----- DATA SUPPLIED
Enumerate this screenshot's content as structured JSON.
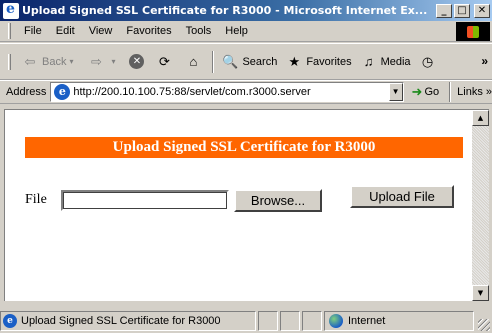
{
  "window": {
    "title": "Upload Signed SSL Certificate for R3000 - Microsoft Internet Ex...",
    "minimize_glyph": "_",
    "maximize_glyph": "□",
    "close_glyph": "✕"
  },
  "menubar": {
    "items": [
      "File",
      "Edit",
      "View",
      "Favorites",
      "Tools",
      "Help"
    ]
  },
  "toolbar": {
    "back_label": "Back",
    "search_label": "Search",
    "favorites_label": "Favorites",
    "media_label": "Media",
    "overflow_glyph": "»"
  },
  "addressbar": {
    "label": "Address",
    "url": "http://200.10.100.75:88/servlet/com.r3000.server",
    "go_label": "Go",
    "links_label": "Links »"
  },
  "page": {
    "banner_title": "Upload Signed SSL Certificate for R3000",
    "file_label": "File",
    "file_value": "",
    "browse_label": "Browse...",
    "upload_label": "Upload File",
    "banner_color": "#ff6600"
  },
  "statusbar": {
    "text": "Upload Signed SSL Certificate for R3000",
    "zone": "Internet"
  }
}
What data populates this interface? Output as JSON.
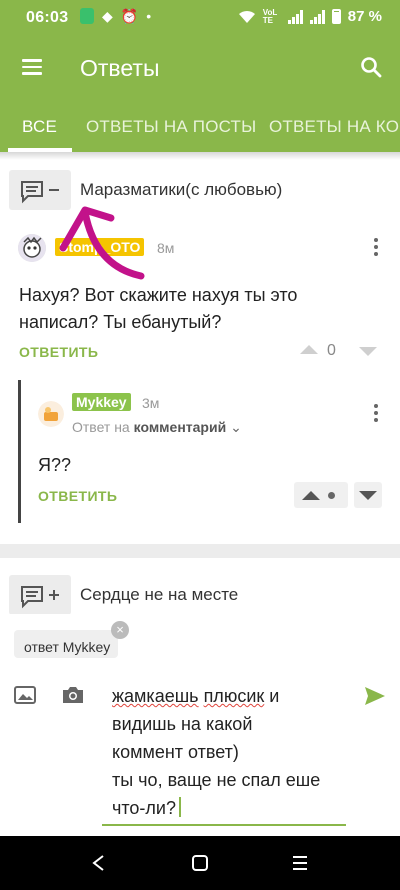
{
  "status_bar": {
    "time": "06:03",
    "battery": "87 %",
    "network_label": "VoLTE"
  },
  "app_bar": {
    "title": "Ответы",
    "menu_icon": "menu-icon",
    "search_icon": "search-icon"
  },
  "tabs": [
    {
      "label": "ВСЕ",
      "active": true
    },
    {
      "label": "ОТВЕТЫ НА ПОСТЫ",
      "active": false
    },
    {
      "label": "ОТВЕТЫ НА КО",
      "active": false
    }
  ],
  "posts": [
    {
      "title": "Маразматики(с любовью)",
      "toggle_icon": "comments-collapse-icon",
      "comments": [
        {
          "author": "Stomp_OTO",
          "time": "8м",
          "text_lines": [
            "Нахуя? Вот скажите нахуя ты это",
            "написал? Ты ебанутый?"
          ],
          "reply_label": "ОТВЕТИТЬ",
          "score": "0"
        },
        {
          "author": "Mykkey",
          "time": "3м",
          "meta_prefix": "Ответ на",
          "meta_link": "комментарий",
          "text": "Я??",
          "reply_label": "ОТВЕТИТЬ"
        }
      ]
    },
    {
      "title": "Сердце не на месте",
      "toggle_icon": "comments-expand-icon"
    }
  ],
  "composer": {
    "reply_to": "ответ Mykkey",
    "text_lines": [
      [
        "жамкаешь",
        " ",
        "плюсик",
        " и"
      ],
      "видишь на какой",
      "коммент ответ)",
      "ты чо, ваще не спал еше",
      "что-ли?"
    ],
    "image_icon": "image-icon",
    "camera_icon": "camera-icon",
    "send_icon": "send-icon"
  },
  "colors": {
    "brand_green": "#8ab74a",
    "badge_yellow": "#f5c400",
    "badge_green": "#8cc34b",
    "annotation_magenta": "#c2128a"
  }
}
----------
----- DATA SUPPLIED
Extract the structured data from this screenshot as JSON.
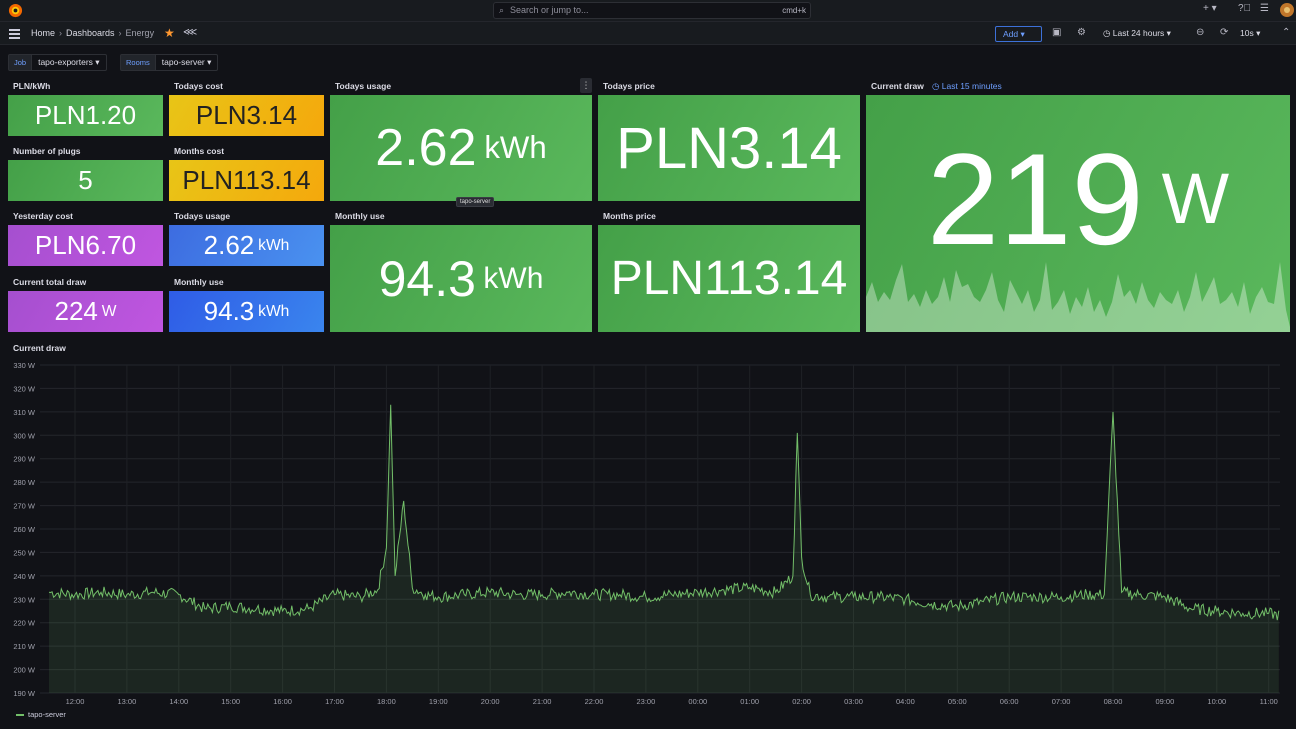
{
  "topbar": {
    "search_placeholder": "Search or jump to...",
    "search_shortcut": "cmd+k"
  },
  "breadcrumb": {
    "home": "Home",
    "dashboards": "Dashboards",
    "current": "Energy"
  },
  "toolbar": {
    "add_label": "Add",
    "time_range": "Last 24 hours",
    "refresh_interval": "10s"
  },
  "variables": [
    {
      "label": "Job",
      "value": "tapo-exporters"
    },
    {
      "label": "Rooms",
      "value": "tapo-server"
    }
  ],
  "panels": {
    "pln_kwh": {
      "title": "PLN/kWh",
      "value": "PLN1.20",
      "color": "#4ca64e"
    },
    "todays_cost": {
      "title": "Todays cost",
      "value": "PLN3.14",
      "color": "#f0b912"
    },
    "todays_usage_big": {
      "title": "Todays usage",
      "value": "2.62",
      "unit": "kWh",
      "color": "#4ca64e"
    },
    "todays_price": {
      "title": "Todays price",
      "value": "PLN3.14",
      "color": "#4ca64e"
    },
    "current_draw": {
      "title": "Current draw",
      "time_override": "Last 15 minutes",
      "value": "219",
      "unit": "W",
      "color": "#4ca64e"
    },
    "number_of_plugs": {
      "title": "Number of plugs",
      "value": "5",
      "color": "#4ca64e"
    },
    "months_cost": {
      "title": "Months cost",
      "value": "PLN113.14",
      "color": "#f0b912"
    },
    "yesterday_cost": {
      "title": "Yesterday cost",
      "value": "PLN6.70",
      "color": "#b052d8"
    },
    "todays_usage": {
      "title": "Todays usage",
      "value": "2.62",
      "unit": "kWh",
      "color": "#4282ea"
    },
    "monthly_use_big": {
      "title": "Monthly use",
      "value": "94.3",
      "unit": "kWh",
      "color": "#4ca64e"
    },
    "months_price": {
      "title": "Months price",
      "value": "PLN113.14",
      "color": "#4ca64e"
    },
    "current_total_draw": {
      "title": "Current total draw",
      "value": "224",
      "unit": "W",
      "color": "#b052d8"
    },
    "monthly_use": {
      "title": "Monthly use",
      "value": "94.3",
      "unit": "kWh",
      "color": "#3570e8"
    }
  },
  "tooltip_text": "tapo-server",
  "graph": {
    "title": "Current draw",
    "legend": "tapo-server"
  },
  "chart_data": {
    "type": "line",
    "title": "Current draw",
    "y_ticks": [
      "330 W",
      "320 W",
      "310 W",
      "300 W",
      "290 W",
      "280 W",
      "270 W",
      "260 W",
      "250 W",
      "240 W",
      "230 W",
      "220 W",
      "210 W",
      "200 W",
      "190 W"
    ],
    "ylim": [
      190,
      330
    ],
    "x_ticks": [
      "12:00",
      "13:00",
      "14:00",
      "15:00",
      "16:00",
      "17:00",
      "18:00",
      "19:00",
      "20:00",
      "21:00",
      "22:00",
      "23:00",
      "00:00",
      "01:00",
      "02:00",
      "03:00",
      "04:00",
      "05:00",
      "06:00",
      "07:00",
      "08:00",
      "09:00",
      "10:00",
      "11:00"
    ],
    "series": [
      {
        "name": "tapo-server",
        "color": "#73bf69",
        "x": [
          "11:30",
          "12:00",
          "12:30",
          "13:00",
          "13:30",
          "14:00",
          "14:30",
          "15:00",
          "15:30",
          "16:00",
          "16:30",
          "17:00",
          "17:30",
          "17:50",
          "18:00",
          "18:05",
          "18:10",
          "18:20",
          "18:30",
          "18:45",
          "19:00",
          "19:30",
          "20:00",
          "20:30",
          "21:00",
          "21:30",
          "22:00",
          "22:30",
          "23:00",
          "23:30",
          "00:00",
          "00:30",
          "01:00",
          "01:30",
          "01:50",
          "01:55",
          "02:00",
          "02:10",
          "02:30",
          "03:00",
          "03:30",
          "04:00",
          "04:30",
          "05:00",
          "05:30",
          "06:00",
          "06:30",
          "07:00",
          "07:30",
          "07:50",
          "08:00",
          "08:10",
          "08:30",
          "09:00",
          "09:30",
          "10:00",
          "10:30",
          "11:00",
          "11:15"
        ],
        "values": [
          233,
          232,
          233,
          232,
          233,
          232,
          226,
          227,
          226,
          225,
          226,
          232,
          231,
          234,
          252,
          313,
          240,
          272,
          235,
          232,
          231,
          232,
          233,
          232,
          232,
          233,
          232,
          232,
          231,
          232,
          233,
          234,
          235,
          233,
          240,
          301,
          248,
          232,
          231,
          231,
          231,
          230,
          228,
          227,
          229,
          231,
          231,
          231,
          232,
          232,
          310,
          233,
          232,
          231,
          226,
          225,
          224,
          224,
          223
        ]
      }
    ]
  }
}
----------
### REQUIREMENTS
Reproduce each line of the material containing the word "server".

### RESPONSE FOR THIS EXERCISE
    "url": "http://200.10.100.75:88/servlet/com.r3000.server",
      "value": "tapo-server"
  "tooltip_text": "tapo-server",
    "legend": "tapo-server"
        "name": "tapo-server",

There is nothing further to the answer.